• [Task prompt] Count how many lines in the material below hold the word "chevron"; the reply is that number alone.

Stored data:

-- start --

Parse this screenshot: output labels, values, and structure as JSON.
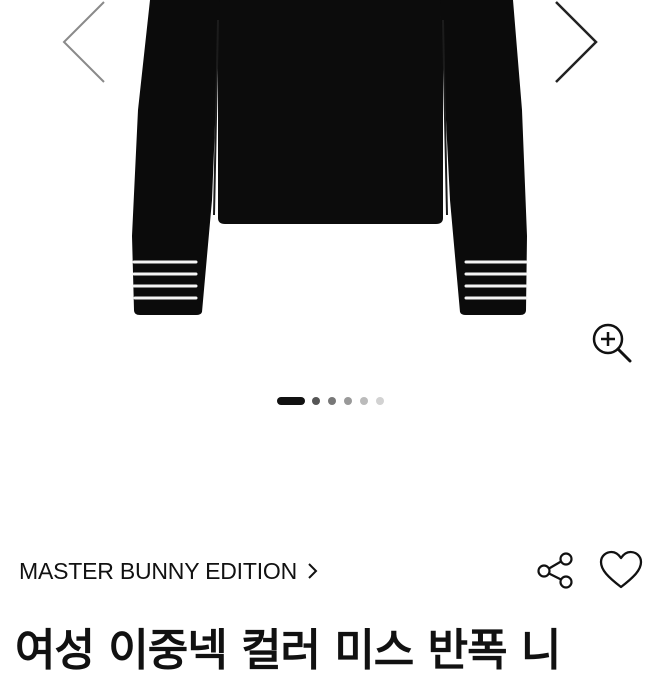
{
  "gallery": {
    "image": "black-knit-sweater-with-white-striped-cuffs",
    "slide_count": 6,
    "active_slide": 1,
    "colors": {
      "garment": "#0c0c0c",
      "stripe": "#f4f4f4"
    }
  },
  "icons": {
    "prev": "chevron-left-icon",
    "next": "chevron-right-icon",
    "zoom": "zoom-in-icon",
    "share": "share-icon",
    "like": "heart-icon"
  },
  "product": {
    "brand": "MASTER BUNNY EDITION",
    "title": "여성 이중넥 컬러 미스 반폭 니"
  }
}
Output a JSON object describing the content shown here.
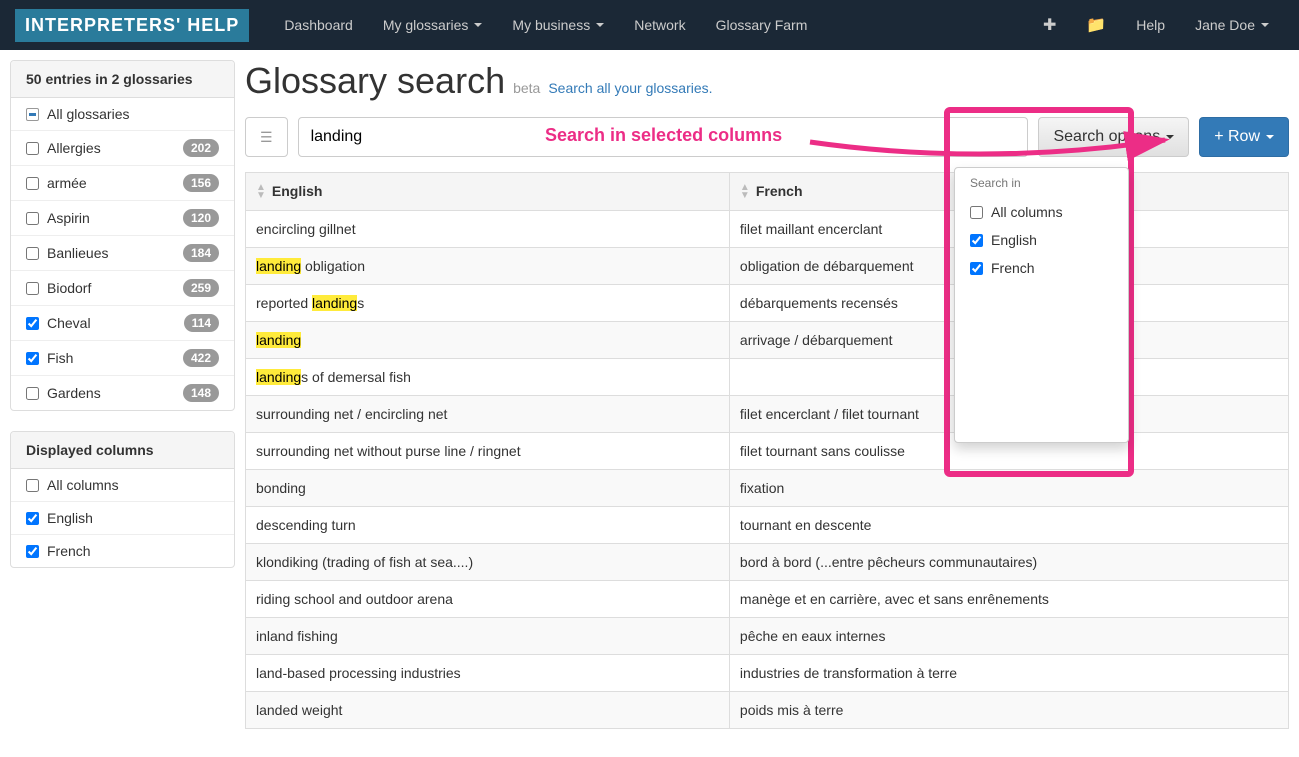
{
  "brand": "INTERPRETERS' HELP",
  "nav": {
    "dashboard": "Dashboard",
    "my_glossaries": "My glossaries",
    "my_business": "My business",
    "network": "Network",
    "glossary_farm": "Glossary Farm",
    "help": "Help",
    "user": "Jane Doe"
  },
  "sidebar": {
    "entries_heading": "50 entries in 2 glossaries",
    "all_glossaries": "All glossaries",
    "glossaries": [
      {
        "name": "Allergies",
        "count": "202",
        "checked": false
      },
      {
        "name": "armée",
        "count": "156",
        "checked": false
      },
      {
        "name": "Aspirin",
        "count": "120",
        "checked": false
      },
      {
        "name": "Banlieues",
        "count": "184",
        "checked": false
      },
      {
        "name": "Biodorf",
        "count": "259",
        "checked": false
      },
      {
        "name": "Cheval",
        "count": "114",
        "checked": true
      },
      {
        "name": "Fish",
        "count": "422",
        "checked": true
      },
      {
        "name": "Gardens",
        "count": "148",
        "checked": false
      }
    ],
    "columns_heading": "Displayed columns",
    "all_columns": "All columns",
    "columns": [
      {
        "name": "English",
        "checked": true
      },
      {
        "name": "French",
        "checked": true
      }
    ]
  },
  "page": {
    "title": "Glossary search",
    "beta": "beta",
    "subtitle": "Search all your glossaries."
  },
  "search": {
    "value": "landing",
    "options_label": "Search options",
    "add_row": "+ Row",
    "callout": "Search in selected columns",
    "dropdown_header": "Search in",
    "dd_all": "All columns",
    "dd_items": [
      {
        "name": "English",
        "checked": true
      },
      {
        "name": "French",
        "checked": true
      }
    ]
  },
  "table": {
    "headers": {
      "en": "English",
      "fr": "French"
    },
    "rows": [
      {
        "en": "encircling gillnet",
        "fr": "filet maillant encerclant"
      },
      {
        "en": "<mark>landing</mark> obligation",
        "fr": "obligation de débarquement"
      },
      {
        "en": "reported <mark>landing</mark>s",
        "fr": "débarquements recensés"
      },
      {
        "en": "<mark>landing</mark>",
        "fr": "arrivage / débarquement"
      },
      {
        "en": "<mark>landing</mark>s of demersal fish",
        "fr": ""
      },
      {
        "en": "surrounding net / encircling net",
        "fr": "filet encerclant / filet tournant"
      },
      {
        "en": "surrounding net without purse line / ringnet",
        "fr": "filet tournant sans coulisse"
      },
      {
        "en": "bonding",
        "fr": "fixation"
      },
      {
        "en": "descending turn",
        "fr": "tournant en descente"
      },
      {
        "en": "klondiking (trading of fish at sea....)",
        "fr": "bord à bord (...entre pêcheurs communautaires)"
      },
      {
        "en": "riding school and outdoor arena",
        "fr": "manège et en carrière, avec et sans enrênements"
      },
      {
        "en": "inland fishing",
        "fr": "pêche en eaux internes"
      },
      {
        "en": "land-based processing industries",
        "fr": "industries de transformation à terre"
      },
      {
        "en": "landed weight",
        "fr": "poids mis à terre"
      }
    ]
  }
}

-- end --

• [Output below] 2